* _Excerpted records_:

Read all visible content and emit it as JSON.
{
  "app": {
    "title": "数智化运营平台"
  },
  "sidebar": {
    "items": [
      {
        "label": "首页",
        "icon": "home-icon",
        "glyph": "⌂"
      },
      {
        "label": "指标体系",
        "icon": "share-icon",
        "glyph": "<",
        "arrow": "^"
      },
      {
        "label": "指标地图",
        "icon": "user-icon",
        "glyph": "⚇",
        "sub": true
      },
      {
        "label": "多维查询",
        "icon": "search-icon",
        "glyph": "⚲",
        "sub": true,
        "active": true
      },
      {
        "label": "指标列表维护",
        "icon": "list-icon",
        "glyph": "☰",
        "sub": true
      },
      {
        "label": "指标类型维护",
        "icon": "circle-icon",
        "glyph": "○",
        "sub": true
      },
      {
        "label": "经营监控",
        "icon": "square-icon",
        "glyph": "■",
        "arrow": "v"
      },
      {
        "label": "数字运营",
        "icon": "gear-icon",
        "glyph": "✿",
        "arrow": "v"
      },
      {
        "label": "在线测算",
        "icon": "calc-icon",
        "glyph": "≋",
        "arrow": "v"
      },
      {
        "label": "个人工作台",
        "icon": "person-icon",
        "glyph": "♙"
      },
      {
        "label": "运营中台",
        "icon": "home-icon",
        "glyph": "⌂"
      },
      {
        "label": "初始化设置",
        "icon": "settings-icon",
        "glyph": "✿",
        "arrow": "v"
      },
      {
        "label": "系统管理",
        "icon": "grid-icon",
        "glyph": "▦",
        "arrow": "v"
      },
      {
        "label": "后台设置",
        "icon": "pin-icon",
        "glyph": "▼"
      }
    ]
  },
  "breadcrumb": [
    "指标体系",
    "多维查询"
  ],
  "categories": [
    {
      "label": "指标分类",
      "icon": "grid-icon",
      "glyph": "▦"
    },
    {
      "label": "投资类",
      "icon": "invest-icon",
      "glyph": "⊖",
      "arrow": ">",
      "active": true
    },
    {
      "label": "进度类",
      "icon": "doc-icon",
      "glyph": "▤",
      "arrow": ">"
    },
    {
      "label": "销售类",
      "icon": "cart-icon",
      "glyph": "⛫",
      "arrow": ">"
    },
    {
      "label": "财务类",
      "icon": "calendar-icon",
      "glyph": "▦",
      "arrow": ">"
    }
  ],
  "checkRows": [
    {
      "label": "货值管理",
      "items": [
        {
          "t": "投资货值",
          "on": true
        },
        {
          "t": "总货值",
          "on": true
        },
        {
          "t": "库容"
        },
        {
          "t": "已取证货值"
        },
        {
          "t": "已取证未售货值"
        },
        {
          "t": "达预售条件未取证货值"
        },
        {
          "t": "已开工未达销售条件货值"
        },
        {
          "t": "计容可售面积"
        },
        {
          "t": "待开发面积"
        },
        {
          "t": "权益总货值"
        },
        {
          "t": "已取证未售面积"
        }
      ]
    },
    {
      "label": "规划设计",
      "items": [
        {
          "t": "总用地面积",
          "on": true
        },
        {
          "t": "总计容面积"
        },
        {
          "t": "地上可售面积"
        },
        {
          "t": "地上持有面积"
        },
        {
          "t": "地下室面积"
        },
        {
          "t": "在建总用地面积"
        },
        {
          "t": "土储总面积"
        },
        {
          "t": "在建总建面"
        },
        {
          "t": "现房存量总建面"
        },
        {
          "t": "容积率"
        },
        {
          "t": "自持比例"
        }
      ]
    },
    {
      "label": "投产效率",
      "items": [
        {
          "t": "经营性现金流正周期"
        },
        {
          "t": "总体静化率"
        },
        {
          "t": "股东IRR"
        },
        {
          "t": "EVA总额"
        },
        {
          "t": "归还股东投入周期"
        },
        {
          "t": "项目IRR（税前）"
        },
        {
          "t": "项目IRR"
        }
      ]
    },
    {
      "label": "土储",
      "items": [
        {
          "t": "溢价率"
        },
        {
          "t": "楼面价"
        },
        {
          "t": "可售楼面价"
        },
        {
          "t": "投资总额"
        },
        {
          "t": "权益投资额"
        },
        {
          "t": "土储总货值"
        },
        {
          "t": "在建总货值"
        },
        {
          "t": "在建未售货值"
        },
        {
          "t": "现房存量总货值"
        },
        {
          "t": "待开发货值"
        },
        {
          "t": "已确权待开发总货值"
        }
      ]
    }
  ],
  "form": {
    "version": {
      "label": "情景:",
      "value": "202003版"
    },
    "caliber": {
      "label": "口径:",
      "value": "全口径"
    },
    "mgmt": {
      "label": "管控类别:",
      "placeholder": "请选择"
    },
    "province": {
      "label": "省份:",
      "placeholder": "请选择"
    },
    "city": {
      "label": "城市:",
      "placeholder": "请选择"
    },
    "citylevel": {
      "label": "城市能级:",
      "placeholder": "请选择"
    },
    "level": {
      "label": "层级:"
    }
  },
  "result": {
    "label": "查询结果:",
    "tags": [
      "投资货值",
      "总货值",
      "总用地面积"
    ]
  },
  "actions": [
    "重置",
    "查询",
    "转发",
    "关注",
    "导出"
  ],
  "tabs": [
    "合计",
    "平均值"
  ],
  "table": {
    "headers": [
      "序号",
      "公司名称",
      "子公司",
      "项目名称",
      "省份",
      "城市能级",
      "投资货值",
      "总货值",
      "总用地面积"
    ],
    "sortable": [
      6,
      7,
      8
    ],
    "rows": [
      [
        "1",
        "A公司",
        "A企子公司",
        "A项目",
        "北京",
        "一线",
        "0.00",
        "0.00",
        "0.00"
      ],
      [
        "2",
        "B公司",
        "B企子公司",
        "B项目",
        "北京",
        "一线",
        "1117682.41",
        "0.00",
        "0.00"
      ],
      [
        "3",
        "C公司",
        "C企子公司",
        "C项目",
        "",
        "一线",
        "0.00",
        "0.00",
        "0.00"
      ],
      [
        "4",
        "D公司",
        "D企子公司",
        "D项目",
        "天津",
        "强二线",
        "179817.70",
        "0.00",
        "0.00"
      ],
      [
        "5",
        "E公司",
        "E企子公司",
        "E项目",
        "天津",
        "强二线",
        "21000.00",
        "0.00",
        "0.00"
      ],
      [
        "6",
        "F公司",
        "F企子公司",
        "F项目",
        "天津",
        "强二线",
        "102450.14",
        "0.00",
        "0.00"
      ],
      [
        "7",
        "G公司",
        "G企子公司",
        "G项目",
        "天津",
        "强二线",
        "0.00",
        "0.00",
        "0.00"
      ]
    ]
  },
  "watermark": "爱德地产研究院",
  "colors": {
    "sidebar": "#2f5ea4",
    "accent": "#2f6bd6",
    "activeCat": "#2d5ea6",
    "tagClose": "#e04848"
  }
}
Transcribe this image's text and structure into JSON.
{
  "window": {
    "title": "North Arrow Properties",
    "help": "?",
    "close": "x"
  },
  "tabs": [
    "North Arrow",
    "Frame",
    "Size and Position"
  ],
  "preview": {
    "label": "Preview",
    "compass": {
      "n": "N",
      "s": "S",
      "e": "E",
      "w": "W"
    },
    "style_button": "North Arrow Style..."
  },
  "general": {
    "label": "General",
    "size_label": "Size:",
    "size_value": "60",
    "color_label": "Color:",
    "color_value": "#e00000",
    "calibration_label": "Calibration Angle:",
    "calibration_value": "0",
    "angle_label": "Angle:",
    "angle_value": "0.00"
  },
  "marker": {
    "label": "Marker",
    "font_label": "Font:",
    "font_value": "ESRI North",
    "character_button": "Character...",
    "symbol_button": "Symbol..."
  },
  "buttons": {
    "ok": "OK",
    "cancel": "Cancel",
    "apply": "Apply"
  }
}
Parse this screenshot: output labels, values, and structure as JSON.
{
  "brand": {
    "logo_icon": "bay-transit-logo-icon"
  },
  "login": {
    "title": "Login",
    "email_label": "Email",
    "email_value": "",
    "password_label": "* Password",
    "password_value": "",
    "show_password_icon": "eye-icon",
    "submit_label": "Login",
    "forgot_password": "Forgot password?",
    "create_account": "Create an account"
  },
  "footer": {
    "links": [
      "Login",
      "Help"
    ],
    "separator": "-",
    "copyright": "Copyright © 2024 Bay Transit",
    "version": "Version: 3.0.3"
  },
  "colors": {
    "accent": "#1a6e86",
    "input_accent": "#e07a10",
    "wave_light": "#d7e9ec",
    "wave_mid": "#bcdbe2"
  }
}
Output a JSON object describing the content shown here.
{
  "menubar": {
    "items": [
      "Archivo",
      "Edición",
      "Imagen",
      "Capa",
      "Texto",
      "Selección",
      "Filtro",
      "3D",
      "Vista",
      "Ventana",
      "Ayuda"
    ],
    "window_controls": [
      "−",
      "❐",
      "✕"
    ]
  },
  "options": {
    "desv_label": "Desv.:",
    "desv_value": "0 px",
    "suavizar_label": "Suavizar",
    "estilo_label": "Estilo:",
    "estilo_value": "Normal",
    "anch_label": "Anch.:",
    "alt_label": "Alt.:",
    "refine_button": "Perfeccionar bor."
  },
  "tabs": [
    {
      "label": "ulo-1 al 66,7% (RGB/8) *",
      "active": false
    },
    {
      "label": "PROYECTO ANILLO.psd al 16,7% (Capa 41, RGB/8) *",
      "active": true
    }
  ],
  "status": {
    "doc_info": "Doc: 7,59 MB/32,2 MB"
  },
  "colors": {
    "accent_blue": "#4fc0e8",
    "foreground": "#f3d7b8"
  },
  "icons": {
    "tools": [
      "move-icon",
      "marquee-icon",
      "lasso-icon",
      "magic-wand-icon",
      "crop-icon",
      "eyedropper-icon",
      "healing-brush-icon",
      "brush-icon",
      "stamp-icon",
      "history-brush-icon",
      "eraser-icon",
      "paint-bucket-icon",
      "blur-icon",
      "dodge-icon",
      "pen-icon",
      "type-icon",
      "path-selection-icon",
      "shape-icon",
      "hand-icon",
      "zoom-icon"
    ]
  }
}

* _Exercise objective_: Pick out every line above that holds the word "structure" and copy it.

* _Answer in full_:
Transcribe this image's text and structure into JSON.
Parse this screenshot: output labels, values, and structure as JSON.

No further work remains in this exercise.